#### Task instructions:
Extract each line holding the word "Addition" from the entries.

#### Material provided:
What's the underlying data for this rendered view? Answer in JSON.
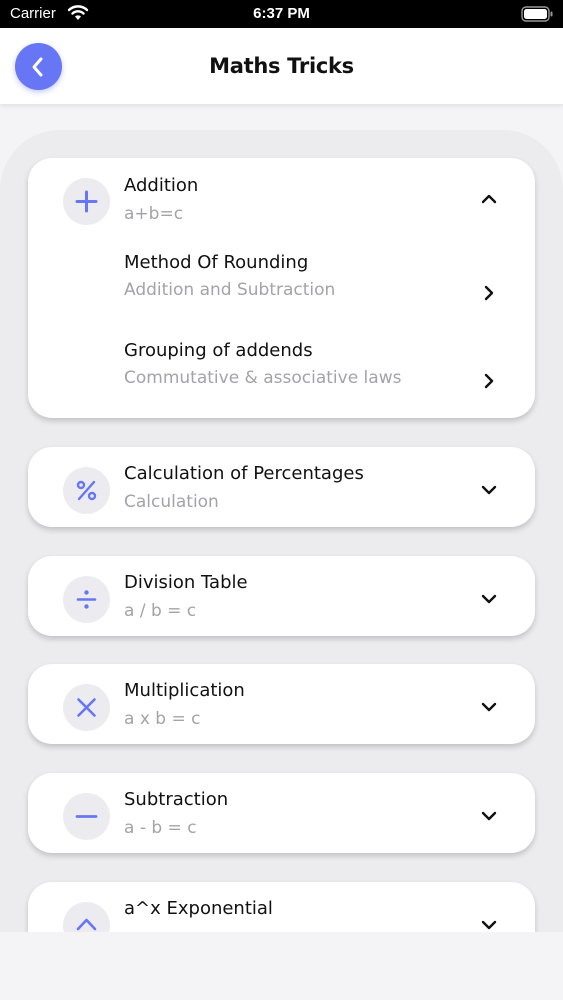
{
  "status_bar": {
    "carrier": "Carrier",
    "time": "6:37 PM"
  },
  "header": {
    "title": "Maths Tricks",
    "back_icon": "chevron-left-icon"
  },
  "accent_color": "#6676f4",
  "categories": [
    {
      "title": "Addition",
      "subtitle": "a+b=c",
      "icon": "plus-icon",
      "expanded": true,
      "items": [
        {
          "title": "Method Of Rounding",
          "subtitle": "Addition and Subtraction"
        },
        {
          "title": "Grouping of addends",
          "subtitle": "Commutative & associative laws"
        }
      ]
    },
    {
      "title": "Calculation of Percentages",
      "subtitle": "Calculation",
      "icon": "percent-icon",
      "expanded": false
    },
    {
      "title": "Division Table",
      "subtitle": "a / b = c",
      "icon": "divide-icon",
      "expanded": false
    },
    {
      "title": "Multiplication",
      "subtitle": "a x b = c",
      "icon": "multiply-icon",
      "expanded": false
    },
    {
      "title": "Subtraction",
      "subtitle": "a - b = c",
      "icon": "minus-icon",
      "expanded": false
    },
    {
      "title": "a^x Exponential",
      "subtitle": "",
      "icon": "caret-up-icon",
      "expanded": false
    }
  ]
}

* * *

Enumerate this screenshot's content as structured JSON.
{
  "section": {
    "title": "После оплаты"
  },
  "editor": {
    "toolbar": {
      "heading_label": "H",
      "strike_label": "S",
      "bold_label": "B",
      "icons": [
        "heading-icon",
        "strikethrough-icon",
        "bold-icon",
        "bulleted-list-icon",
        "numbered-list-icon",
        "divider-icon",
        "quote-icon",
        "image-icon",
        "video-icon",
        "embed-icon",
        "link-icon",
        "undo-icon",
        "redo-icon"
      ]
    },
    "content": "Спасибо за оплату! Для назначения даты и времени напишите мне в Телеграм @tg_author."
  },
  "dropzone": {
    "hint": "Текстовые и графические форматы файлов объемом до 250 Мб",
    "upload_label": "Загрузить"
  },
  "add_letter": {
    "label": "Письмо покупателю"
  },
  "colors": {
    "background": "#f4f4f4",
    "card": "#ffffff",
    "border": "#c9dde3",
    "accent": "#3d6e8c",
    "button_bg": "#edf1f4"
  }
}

#### The result:
      "title": "Addition",
          "subtitle": "Addition and Subtraction"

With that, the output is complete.